Stored items
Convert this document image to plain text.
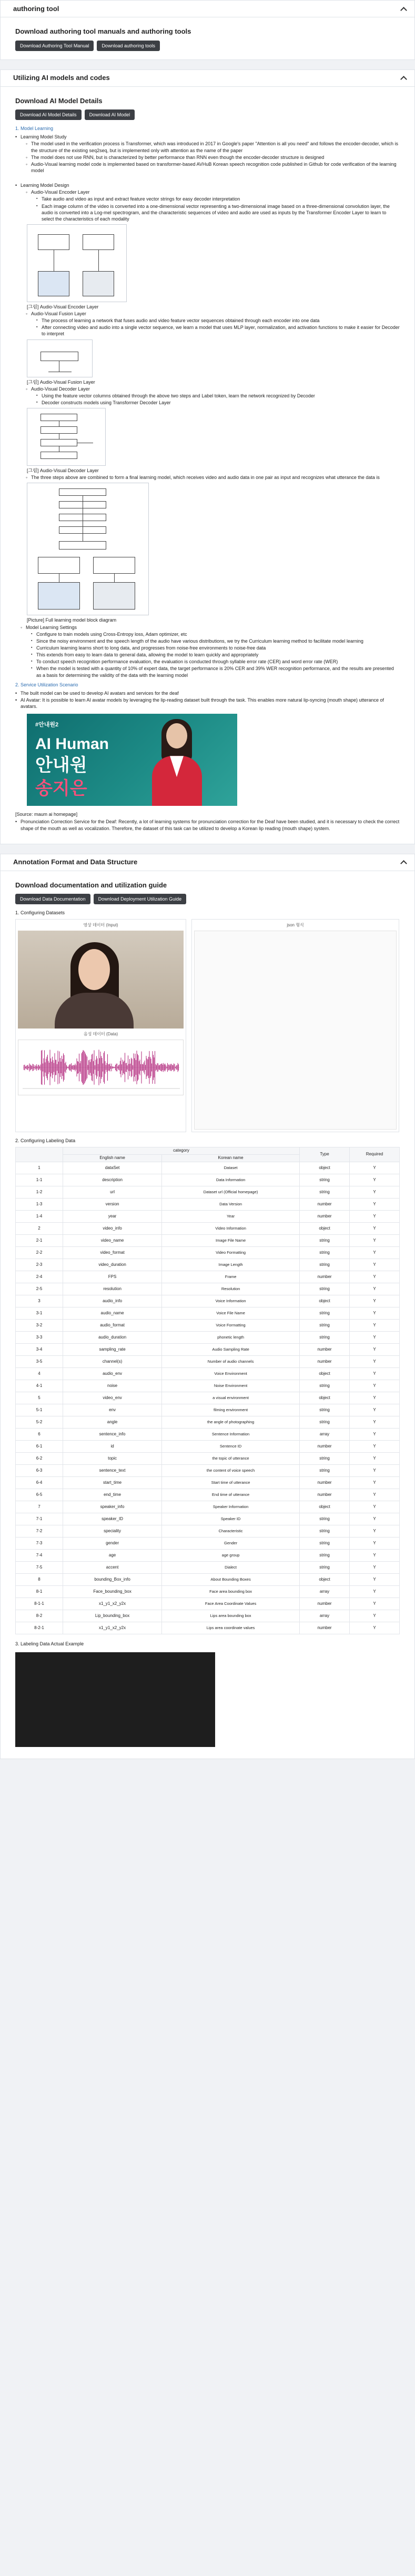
authoring tool
Download authoring tool manuals and authoring tools
Download Authoring Tool Manual	Download authoring tools
Utilizing AI models and codes
Download AI Model Details
Download AI Model Details	Download AI Model
1. Model Learning
• Learning Model Study
◦ The model used in the verification process is Transformer, which was introduced in 2017 in Google's paper "Attention is all you need" and follows the encoder-decoder, which is the structure of the existing seq2seq, but is implemented only with attention as the name of the paper
◦ The model does not use RNN, but is characterized by better performance than RNN even though the encoder-decoder structure is designed
◦ Audio-Visual learning model code is implemented based on transformer-based AVHuB Korean speech recognition code published in Github for code verification of the learning model
• Learning Model Design
◦ Audio-Visual Encoder Layer
▪ Take audio and video as input and extract feature vector strings for easy decoder interpretation
▪ Each image column of the video is converted into a one-dimensional vector representing a two-dimensional image based on a three-dimensional convolution layer, the audio is converted into a Log-mel spectrogram, and the characteristic sequences of video and audio are used as inputs by the Transformer Encoder Layer to learn to select the characteristics of each modality
[그림] Audio-Visual Encoder Layer
◦ Audio-Visual Fusion Layer
▪ The process of learning a network that fuses audio and video feature vector sequences obtained through each encoder into one data
▪ After connecting video and audio into a single vector sequence, we learn a model that uses MLP layer, normalization, and activation functions to make it easier for Decoder to interpret
[그림] Audio-Visual Fusion Layer
◦ Audio-Visual Decoder Layer
▪ Using the feature vector columns obtained through the above two steps and Label token, learn the network recognized by Decoder
▪ Decoder constructs models using Transformer Decoder Layer
[그림] Audio-Visual Decoder Layer
◦ The three steps above are combined to form a final learning model, which receives video and audio data in one pair as input and recognizes what utterance the data is
[Picture] Full learning model block diagram
◦ Model Learning Settings
▪ Configure to train models using Cross-Entropy loss, Adam optimizer, etc
▪ Since the noisy environment and the speech length of the audio have various distributions, we try the Curriculum learning method to facilitate model learning
▪ Curriculum learning learns short to long data, and progresses from noise-free environments to noise-free data
▪ This extends from easy to learn data to general data, allowing the model to learn quickly and appropriately
▪ To conduct speech recognition performance evaluation, the evaluation is conducted through syllable error rate (CER) and word error rate (WER)
▪ When the model is tested with a quantity of 10% of expert data, the target performance is 20% CER and 39% WER recognition performance, and the results are presented as a basis for determining the validity of the data with the learning model
2. Service Utilization Scenario
• The built model can be used to develop AI avatars and services for the deaf
• AI Avatar: It is possible to learn AI avatar models by leveraging the lip-reading dataset built through the task. This enables more natural lip-syncing (mouth shape) utterance of avatars.
#안내원2
AI Human
안내원
송지은
[Source: maum ai homepage]
• Pronunciation Correction Service for the Deaf: Recently, a lot of learning systems for pronunciation correction for the Deaf have been studied, and it is necessary to check the correct shape of the mouth as well as vocalization. Therefore, the dataset of this task can be utilized to develop a Korean lip reading (mouth shape) system.
Annotation Format and Data Structure
Download documentation and utilization guide
Download Data Documentation	Download Deployment Utilization Guide
1. Configuring Datasets
영상 데이터 (Input)
음성 데이터 (Data)
json 형식
2. Configuring Labeling Data
	category		Type	Required
	English name	Korean name		
1	dataSet	Dataset	object	Y
1-1	description	Data Information	string	Y
1-2	url	Dataset url (Official homepage)	string	Y
1-3	version	Data Version	number	Y
1-4	year	Year	number	Y
2	video_info	Video Information	object	Y
2-1	video_name	Image File Name	string	Y
2-2	video_format	Video Formatting	string	Y
2-3	video_duration	Image Length	string	Y
2-4	FPS	Frame	number	Y
2-5	resolution	Resolution	string	Y
3	audio_info	Voice Information	object	Y
3-1	audio_name	Voice File Name	string	Y
3-2	audio_format	Voice Formatting	string	Y
3-3	audio_duration	phonetic length	string	Y
3-4	sampling_rate	Audio Sampling Rate	number	Y
3-5	channel(s)	Number of audio channels	number	Y
4	audio_env	Voice Environment	object	Y
4-1	noise	Noise Environment	string	Y
5	video_env	a visual environment	object	Y
5-1	env	filming environment	string	Y
5-2	angle	the angle of photographing	string	Y
6	sentence_info	Sentence Information	array	Y
6-1	id	Sentence ID	number	Y
6-2	topic	the topic of utterance	string	Y
6-3	sentence_text	the content of voice speech	string	Y
6-4	start_time	Start time of utterance	number	Y
6-5	end_time	End time of utterance	number	Y
7	speaker_info	Speaker Information	object	Y
7-1	speaker_ID	Speaker ID	string	Y
7-2	speciality	Characteristic	string	Y
7-3	gender	Gender	string	Y
7-4	age	age group	string	Y
7-5	accent	Dialect	string	Y
8	bounding_Box_info	About Bounding Boxes	object	Y
8-1	Face_bounding_box	Face area bounding box	array	Y
8-1-1	x1_y1_x2_y2x	Face Area Coordinate Values	number	Y
8-2	Lip_bounding_box	Lips area bounding box	array	Y
8-2-1	x1_y1_x2_y2x	Lips area coordinate values	number	Y
3. Labeling Data Actual Example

INSTRUCTIONS TO FOLLOW
Retype all of the entries exactly as written, leaving out any images.

SOLUTION TO THE PROBLEM
Convert this document image to plain text.
authoring tool
Download authoring tool manuals and authoring tools
Download Authoring Tool Manual	Download authoring tools
Utilizing AI models and codes
Download AI Model Details
Download AI Model Details	Download AI Model
1. Model Learning
• Learning Model Study
◦ The model used in the verification process is Transformer, which was introduced in 2017 in Google's paper "Attention is all you need" and follows the encoder-decoder, which is the structure of the existing seq2seq, but is implemented only with attention as the name of the paper
◦ The model does not use RNN, but is characterized by better performance than RNN even though the encoder-decoder structure is designed
◦ Audio-Visual learning model code is implemented based on transformer-based AVHuB Korean speech recognition code published in Github for code verification of the learning model
• Learning Model Design
◦ Audio-Visual Encoder Layer
▪ Take audio and video as input and extract feature vector strings for easy decoder interpretation
▪ Each image column of the video is converted into a one-dimensional vector representing a two-dimensional image based on a three-dimensional convolution layer, the audio is converted into a Log-mel spectrogram, and the characteristic sequences of video and audio are used as inputs by the Transformer Encoder Layer to learn to select the characteristics of each modality
[그림] Audio-Visual Encoder Layer
◦ Audio-Visual Fusion Layer
▪ The process of learning a network that fuses audio and video feature vector sequences obtained through each encoder into one data
▪ After connecting video and audio into a single vector sequence, we learn a model that uses MLP layer, normalization, and activation functions to make it easier for Decoder to interpret
[그림] Audio-Visual Fusion Layer
◦ Audio-Visual Decoder Layer
▪ Using the feature vector columns obtained through the above two steps and Label token, learn the network recognized by Decoder
▪ Decoder constructs models using Transformer Decoder Layer
[그림] Audio-Visual Decoder Layer
◦ The three steps above are combined to form a final learning model, which receives video and audio data in one pair as input and recognizes what utterance the data is
[Picture] Full learning model block diagram
◦ Model Learning Settings
▪ Configure to train models using Cross-Entropy loss, Adam optimizer, etc
▪ Since the noisy environment and the speech length of the audio have various distributions, we try the Curriculum learning method to facilitate model learning
▪ Curriculum learning learns short to long data, and progresses from noise-free environments to noise-free data
▪ This extends from easy to learn data to general data, allowing the model to learn quickly and appropriately
▪ To conduct speech recognition performance evaluation, the evaluation is conducted through syllable error rate (CER) and word error rate (WER)
▪ When the model is tested with a quantity of 10% of expert data, the target performance is 20% CER and 39% WER recognition performance, and the results are presented as a basis for determining the validity of the data with the learning model
2. Service Utilization Scenario
• The built model can be used to develop AI avatars and services for the deaf
• AI Avatar: It is possible to learn AI avatar models by leveraging the lip-reading dataset built through the task. This enables more natural lip-syncing (mouth shape) utterance of avatars.
#안내원2
AI Human
안내원
송지은
[Source: maum ai homepage]
• Pronunciation Correction Service for the Deaf: Recently, a lot of learning systems for pronunciation correction for the Deaf have been studied, and it is necessary to check the correct shape of the mouth as well as vocalization. Therefore, the dataset of this task can be utilized to develop a Korean lip reading (mouth shape) system.
Annotation Format and Data Structure
Download documentation and utilization guide
Download Data Documentation	Download Deployment Utilization Guide
1. Configuring Datasets
영상 데이터 (Input)
음성 데이터 (Data)
json 형식
2. Configuring Labeling Data
	category		Type	Required
	English name	Korean name		
1	dataSet	Dataset	object	Y
1-1	description	Data Information	string	Y
1-2	url	Dataset url (Official homepage)	string	Y
1-3	version	Data Version	number	Y
1-4	year	Year	number	Y
2	video_info	Video Information	object	Y
2-1	video_name	Image File Name	string	Y
2-2	video_format	Video Formatting	string	Y
2-3	video_duration	Image Length	string	Y
2-4	FPS	Frame	number	Y
2-5	resolution	Resolution	string	Y
3	audio_info	Voice Information	object	Y
3-1	audio_name	Voice File Name	string	Y
3-2	audio_format	Voice Formatting	string	Y
3-3	audio_duration	phonetic length	string	Y
3-4	sampling_rate	Audio Sampling Rate	number	Y
3-5	channel(s)	Number of audio channels	number	Y
4	audio_env	Voice Environment	object	Y
4-1	noise	Noise Environment	string	Y
5	video_env	a visual environment	object	Y
5-1	env	filming environment	string	Y
5-2	angle	the angle of photographing	string	Y
6	sentence_info	Sentence Information	array	Y
6-1	id	Sentence ID	number	Y
6-2	topic	the topic of utterance	string	Y
6-3	sentence_text	the content of voice speech	string	Y
6-4	start_time	Start time of utterance	number	Y
6-5	end_time	End time of utterance	number	Y
7	speaker_info	Speaker Information	object	Y
7-1	speaker_ID	Speaker ID	string	Y
7-2	speciality	Characteristic	string	Y
7-3	gender	Gender	string	Y
7-4	age	age group	string	Y
7-5	accent	Dialect	string	Y
8	bounding_Box_info	About Bounding Boxes	object	Y
8-1	Face_bounding_box	Face area bounding box	array	Y
8-1-1	x1_y1_x2_y2x	Face Area Coordinate Values	number	Y
8-2	Lip_bounding_box	Lips area bounding box	array	Y
8-2-1	x1_y1_x2_y2x	Lips area coordinate values	number	Y
3. Labeling Data Actual Example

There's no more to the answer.